─── DATA FOR THIS EXERCISE

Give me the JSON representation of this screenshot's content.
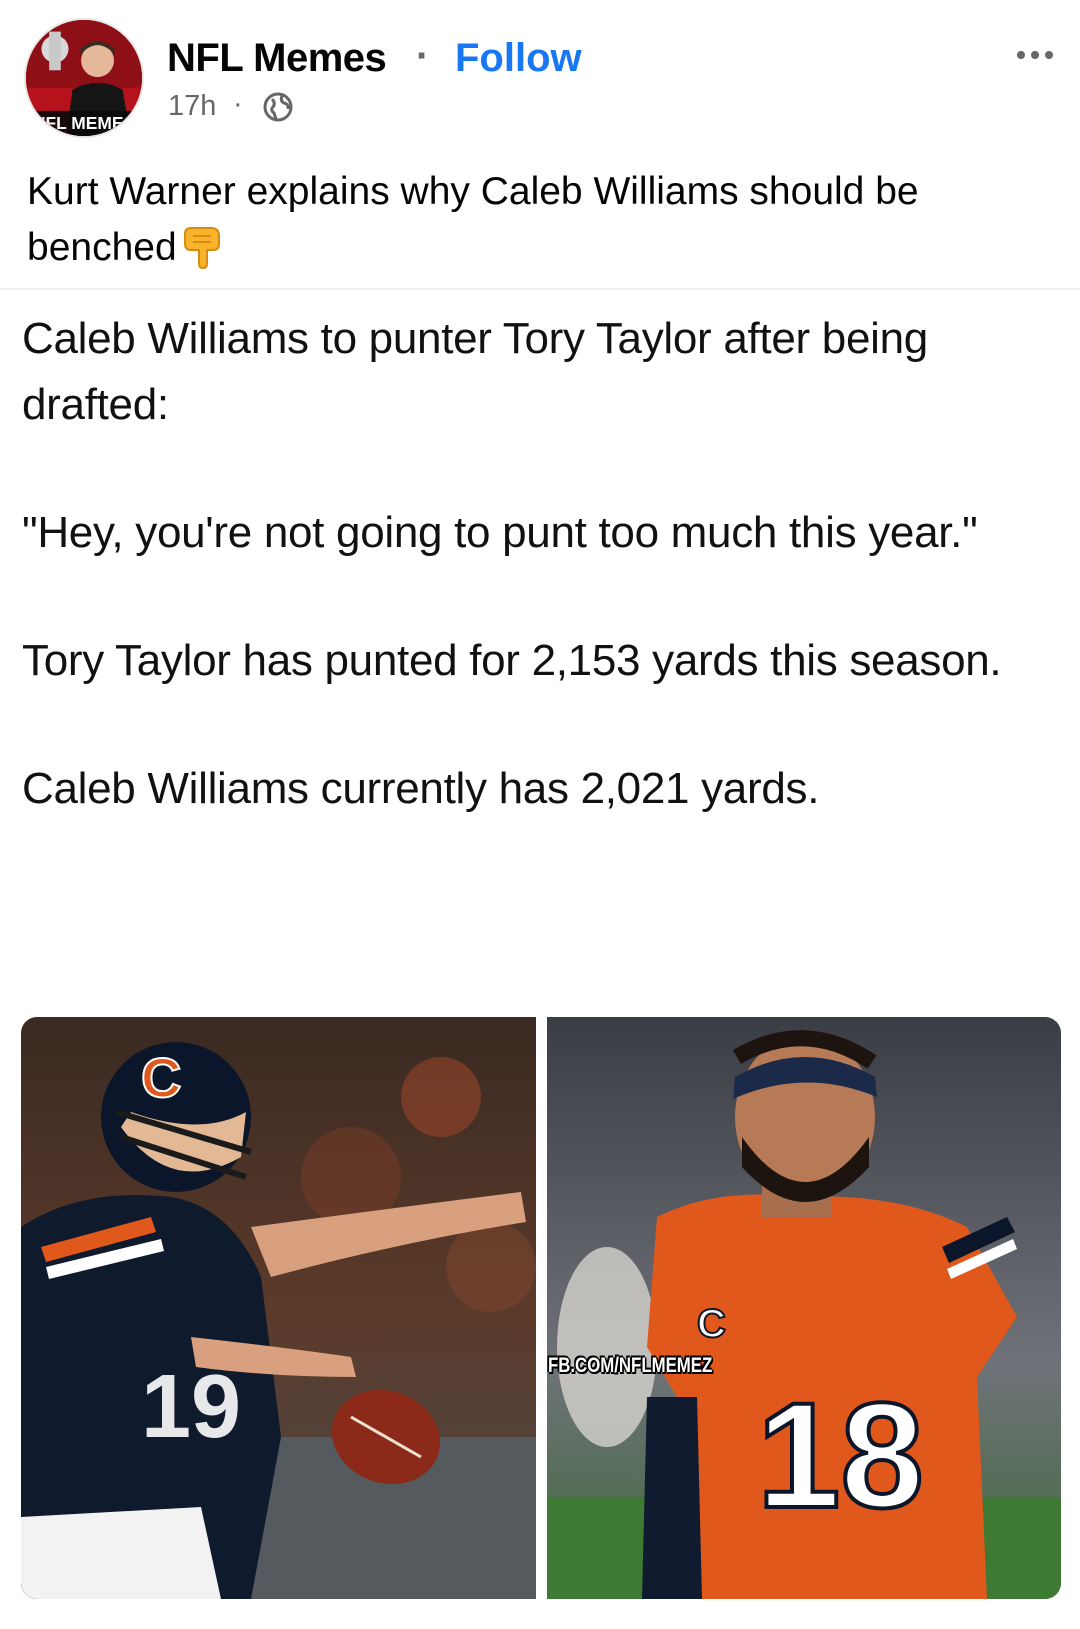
{
  "post": {
    "page_name": "NFL Memes",
    "separator": "·",
    "follow_label": "Follow",
    "time": "17h",
    "time_separator": "·",
    "audience_icon": "globe-icon",
    "more_icon": "more-options-icon",
    "avatar_text": "NFL MEMES",
    "caption": "Kurt Warner explains why Caleb Williams should be benched",
    "caption_emoji": "pointing-down-hand-emoji"
  },
  "tweet": {
    "paragraphs": [
      "Caleb Williams to punter Tory Taylor after being drafted:",
      "\"Hey, you're not going to punt too much this year.\"",
      "Tory Taylor has punted for 2,153 yards this season.",
      "Caleb Williams currently has 2,021 yards."
    ]
  },
  "images": {
    "left_description_icon": "punter-photo",
    "right_description_icon": "quarterback-photo",
    "left_jersey_number": "19",
    "right_jersey_number": "18",
    "watermark": "FB.COM/NFLMEMEZ"
  },
  "colors": {
    "follow_blue": "#1877f2",
    "secondary_text": "#65676b",
    "bears_navy": "#0b162a",
    "bears_orange": "#e0581c"
  }
}
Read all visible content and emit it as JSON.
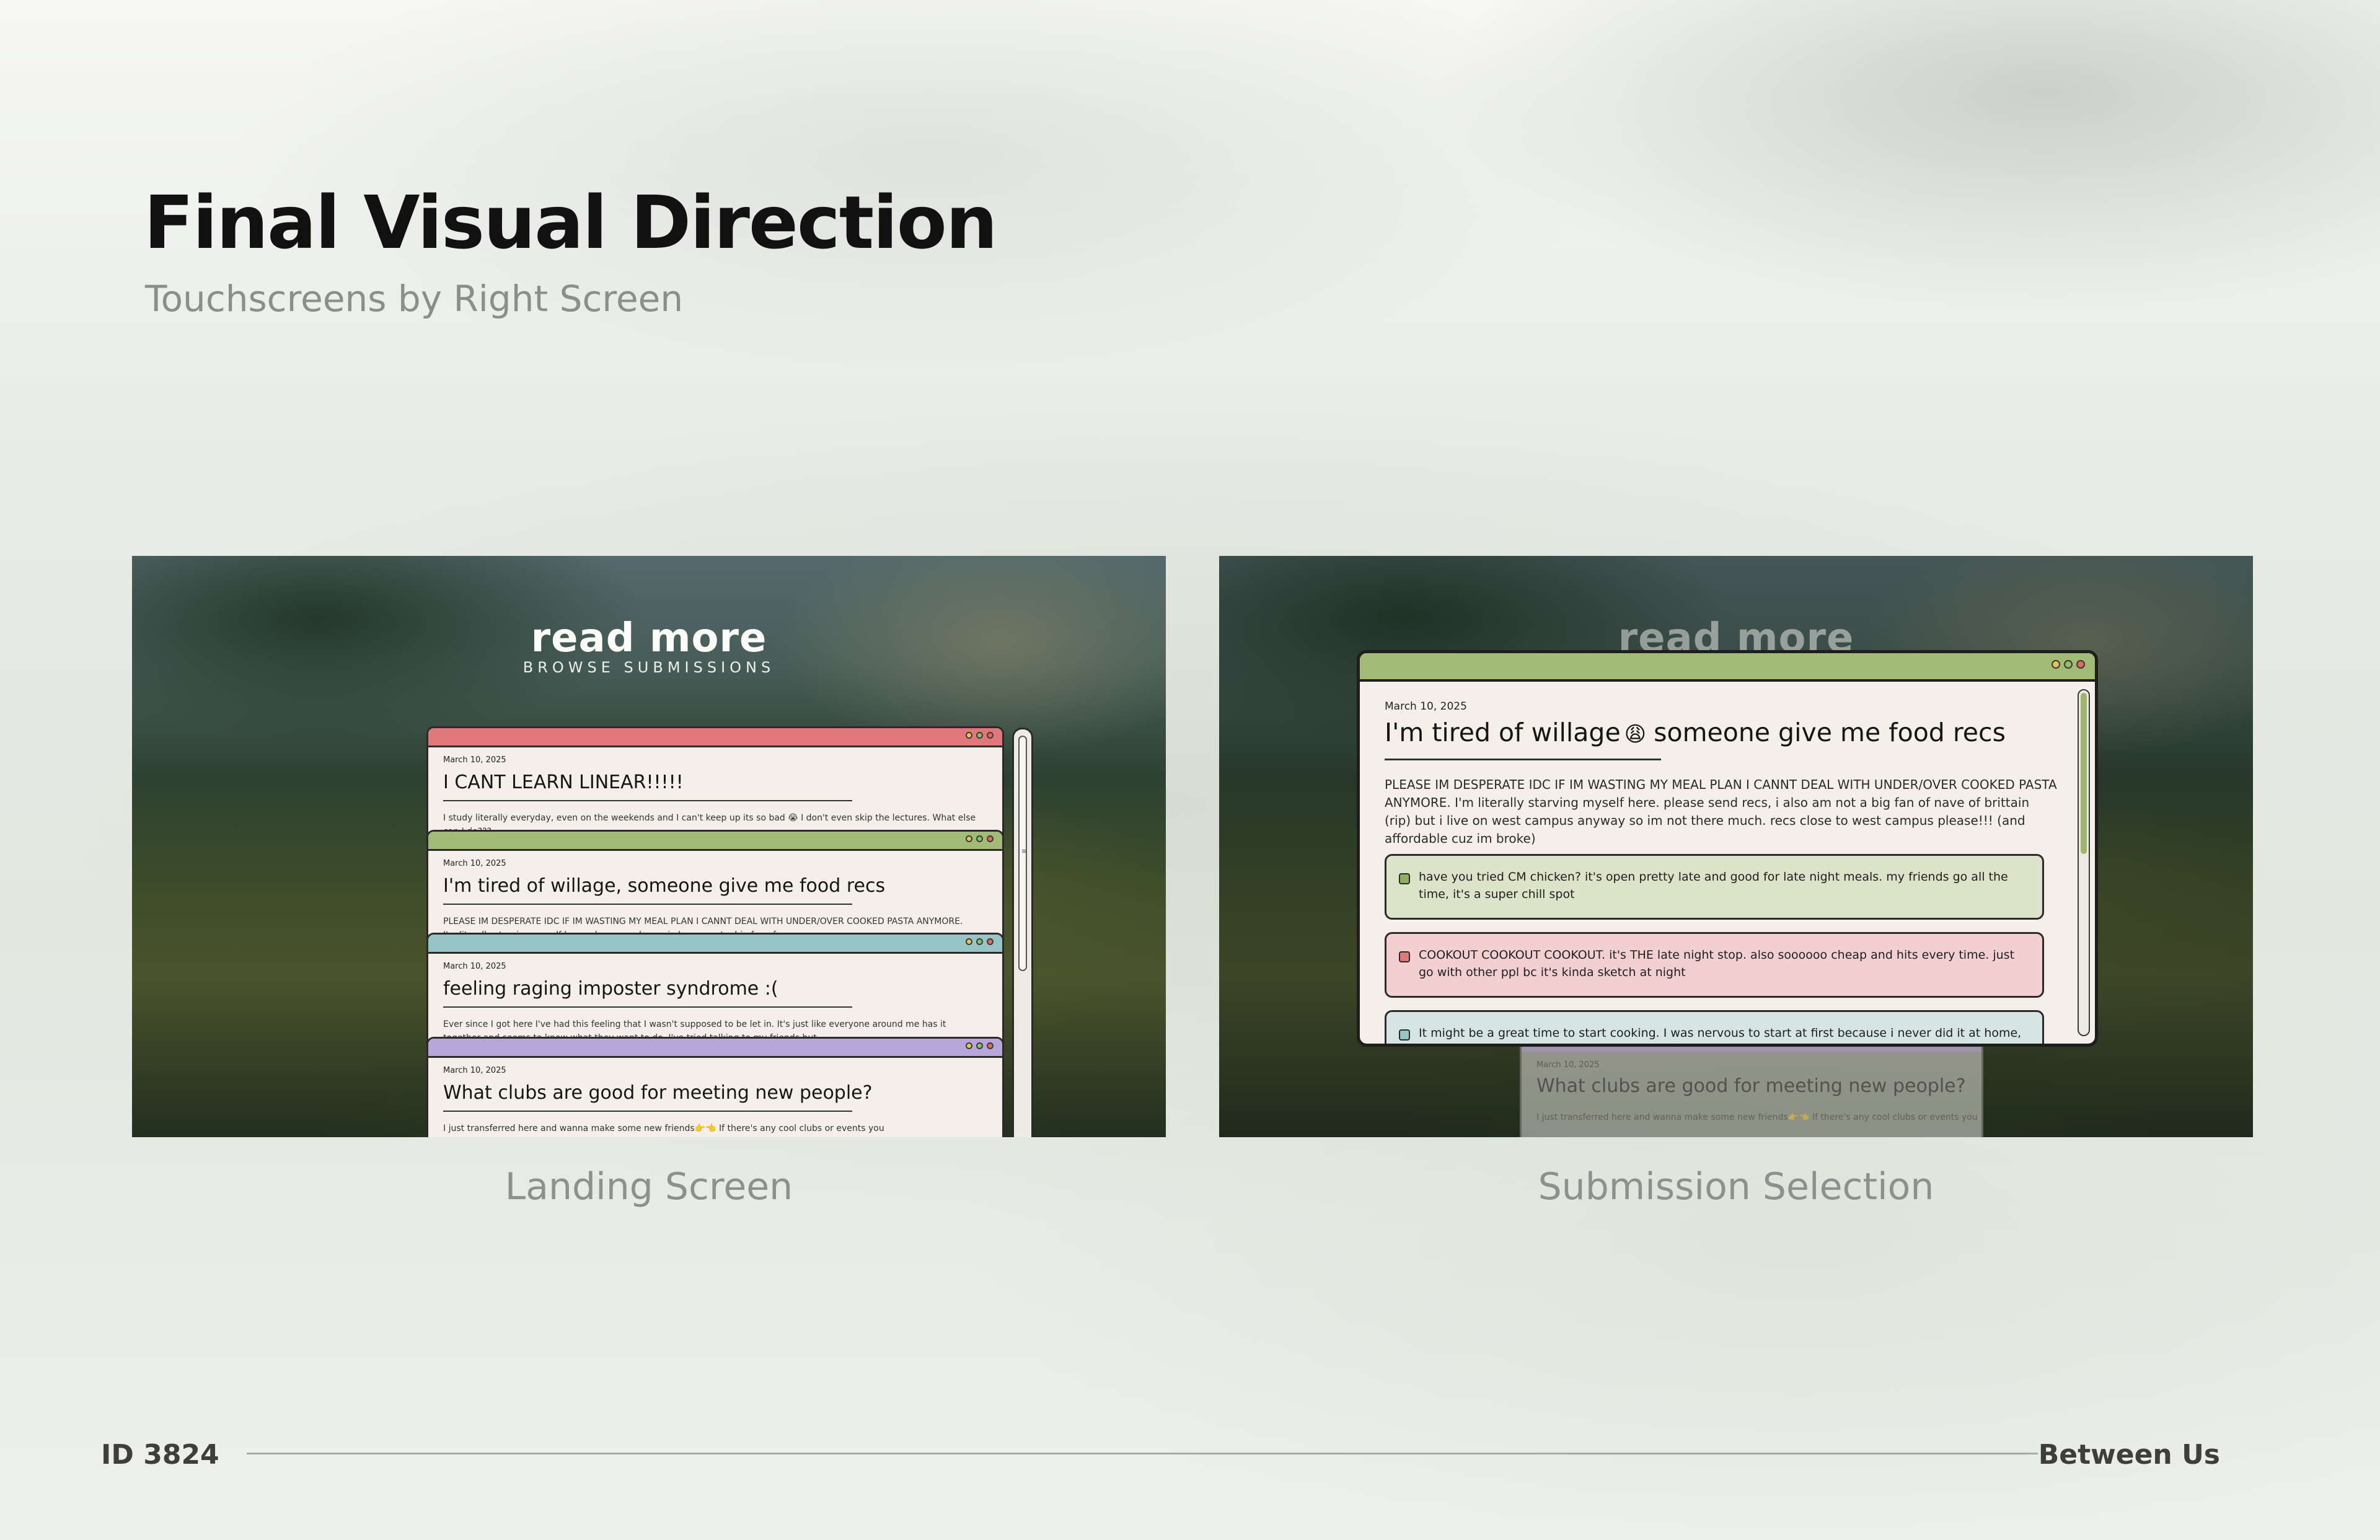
{
  "header": {
    "title": "Final Visual Direction",
    "subtitle": "Touchscreens by Right Screen"
  },
  "landing": {
    "caption": "Landing Screen",
    "hero_title": "read more",
    "hero_subtitle": "BROWSE SUBMISSIONS",
    "cards": [
      {
        "date": "March 10, 2025",
        "title": "I CANT LEARN LINEAR!!!!!",
        "body": "I study literally everyday, even on the weekends and I can't keep up its so bad 😭 I don't even skip the lectures. What else can I do???",
        "accent": "#e0777a"
      },
      {
        "date": "March 10, 2025",
        "title": "I'm tired of willage, someone give me food recs",
        "body": "PLEASE IM DESPERATE IDC IF IM WASTING MY MEAL PLAN I CANNT DEAL WITH UNDER/OVER COOKED PASTA ANYMORE. I'm literally starving myself here. please send recs, i also am not a big fan of",
        "accent": "#a3bb79"
      },
      {
        "date": "March 10, 2025",
        "title": "feeling raging imposter syndrome :(",
        "body": "Ever since I got here I've had this feeling that I wasn't supposed to be let in. It's just like everyone around me has it together and seems to know what they want to do. I've tried talking to my friends but",
        "accent": "#97c4c4"
      },
      {
        "date": "March 10, 2025",
        "title": "What clubs are good for meeting new people?",
        "body": "I just transferred here and wanna make some new friends👉👈 If there's any cool clubs or events you",
        "accent": "#b6a6d9"
      }
    ]
  },
  "submission": {
    "caption": "Submission Selection",
    "hero_title": "read more",
    "modal": {
      "date": "March 10, 2025",
      "title_part1": "I'm tired of willage",
      "emoji": "😩",
      "title_part2": "someone give me food recs",
      "body": "PLEASE IM DESPERATE IDC IF IM WASTING MY MEAL PLAN I CANNT DEAL WITH UNDER/OVER COOKED PASTA ANYMORE. I'm literally starving myself here. please send recs, i also am not a big fan of nave of brittain (rip) but i live on west campus anyway so im not there much. recs close to west campus please!!! (and affordable cuz im broke)",
      "accent": "#a3bb79",
      "replies": [
        {
          "text": "have you tried CM chicken? it's open pretty late and good for late night meals. my friends go all the time, it's a super chill spot",
          "bg": "#dde3c8",
          "box": "#8fae62"
        },
        {
          "text": "COOKOUT COOKOUT COOKOUT. it's THE late night stop. also soooooo cheap and hits every time. just go with other ppl bc it's kinda sketch at night",
          "bg": "#f2cfd0",
          "box": "#e0777a"
        },
        {
          "text": "It might be a great time to start cooking. I was nervous to start at first because i never did it at home, but if you",
          "bg": "#d6e4e4",
          "box": "#97c4c4"
        }
      ]
    },
    "behind_card": {
      "date": "March 10, 2025",
      "title": "What clubs are good for meeting new people?",
      "body": "I just transferred here and wanna make some new friends👉👈 If there's any cool clubs or events you"
    }
  },
  "footer": {
    "id_label": "ID 3824",
    "brand": "Between Us"
  },
  "colors": {
    "dot_red": "#e06a5f",
    "dot_yellow": "#e8c25a",
    "dot_green": "#8fbf6a"
  }
}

──────

- TASK BRIEF -
Transcribe the records above exactly as they appear, leaving out any pictures.

- SOLUTION -
Give me the JSON representation of this screenshot's content.
{
  "post": {
    "page_name": "NFL Memes",
    "separator": "·",
    "follow_label": "Follow",
    "time": "17h",
    "time_separator": "·",
    "audience_icon": "globe-icon",
    "more_icon": "more-options-icon",
    "avatar_text": "NFL MEMES",
    "caption": "Kurt Warner explains why Caleb Williams should be benched",
    "caption_emoji": "pointing-down-hand-emoji"
  },
  "tweet": {
    "paragraphs": [
      "Caleb Williams to punter Tory Taylor after being drafted:",
      "\"Hey, you're not going to punt too much this year.\"",
      "Tory Taylor has punted for 2,153 yards this season.",
      "Caleb Williams currently has 2,021 yards."
    ]
  },
  "images": {
    "left_description_icon": "punter-photo",
    "right_description_icon": "quarterback-photo",
    "left_jersey_number": "19",
    "right_jersey_number": "18",
    "watermark": "FB.COM/NFLMEMEZ"
  },
  "colors": {
    "follow_blue": "#1877f2",
    "secondary_text": "#65676b",
    "bears_navy": "#0b162a",
    "bears_orange": "#e0581c"
  }
}
Read all visible content and emit it as JSON.
{
  "header": {
    "title": "Final Visual Direction",
    "subtitle": "Touchscreens by Right Screen"
  },
  "landing": {
    "caption": "Landing Screen",
    "hero_title": "read more",
    "hero_subtitle": "BROWSE SUBMISSIONS",
    "cards": [
      {
        "date": "March 10, 2025",
        "title": "I CANT LEARN LINEAR!!!!!",
        "body": "I study literally everyday, even on the weekends and I can't keep up its so bad 😭 I don't even skip the lectures. What else can I do???",
        "accent": "#e0777a"
      },
      {
        "date": "March 10, 2025",
        "title": "I'm tired of willage, someone give me food recs",
        "body": "PLEASE IM DESPERATE IDC IF IM WASTING MY MEAL PLAN I CANNT DEAL WITH UNDER/OVER COOKED PASTA ANYMORE. I'm literally starving myself here. please send recs, i also am not a big fan of",
        "accent": "#a3bb79"
      },
      {
        "date": "March 10, 2025",
        "title": "feeling raging imposter syndrome :(",
        "body": "Ever since I got here I've had this feeling that I wasn't supposed to be let in. It's just like everyone around me has it together and seems to know what they want to do. I've tried talking to my friends but",
        "accent": "#97c4c4"
      },
      {
        "date": "March 10, 2025",
        "title": "What clubs are good for meeting new people?",
        "body": "I just transferred here and wanna make some new friends👉👈 If there's any cool clubs or events you",
        "accent": "#b6a6d9"
      }
    ]
  },
  "submission": {
    "caption": "Submission Selection",
    "hero_title": "read more",
    "modal": {
      "date": "March 10, 2025",
      "title_part1": "I'm tired of willage",
      "emoji": "😩",
      "title_part2": "someone give me food recs",
      "body": "PLEASE IM DESPERATE IDC IF IM WASTING MY MEAL PLAN I CANNT DEAL WITH UNDER/OVER COOKED PASTA ANYMORE. I'm literally starving myself here. please send recs, i also am not a big fan of nave of brittain (rip) but i live on west campus anyway so im not there much. recs close to west campus please!!! (and affordable cuz im broke)",
      "accent": "#a3bb79",
      "replies": [
        {
          "text": "have you tried CM chicken? it's open pretty late and good for late night meals. my friends go all the time, it's a super chill spot",
          "bg": "#dde3c8",
          "box": "#8fae62"
        },
        {
          "text": "COOKOUT COOKOUT COOKOUT. it's THE late night stop. also soooooo cheap and hits every time. just go with other ppl bc it's kinda sketch at night",
          "bg": "#f2cfd0",
          "box": "#e0777a"
        },
        {
          "text": "It might be a great time to start cooking. I was nervous to start at first because i never did it at home, but if you",
          "bg": "#d6e4e4",
          "box": "#97c4c4"
        }
      ]
    },
    "behind_card": {
      "date": "March 10, 2025",
      "title": "What clubs are good for meeting new people?",
      "body": "I just transferred here and wanna make some new friends👉👈 If there's any cool clubs or events you"
    }
  },
  "footer": {
    "id_label": "ID 3824",
    "brand": "Between Us"
  },
  "colors": {
    "dot_red": "#e06a5f",
    "dot_yellow": "#e8c25a",
    "dot_green": "#8fbf6a"
  }
}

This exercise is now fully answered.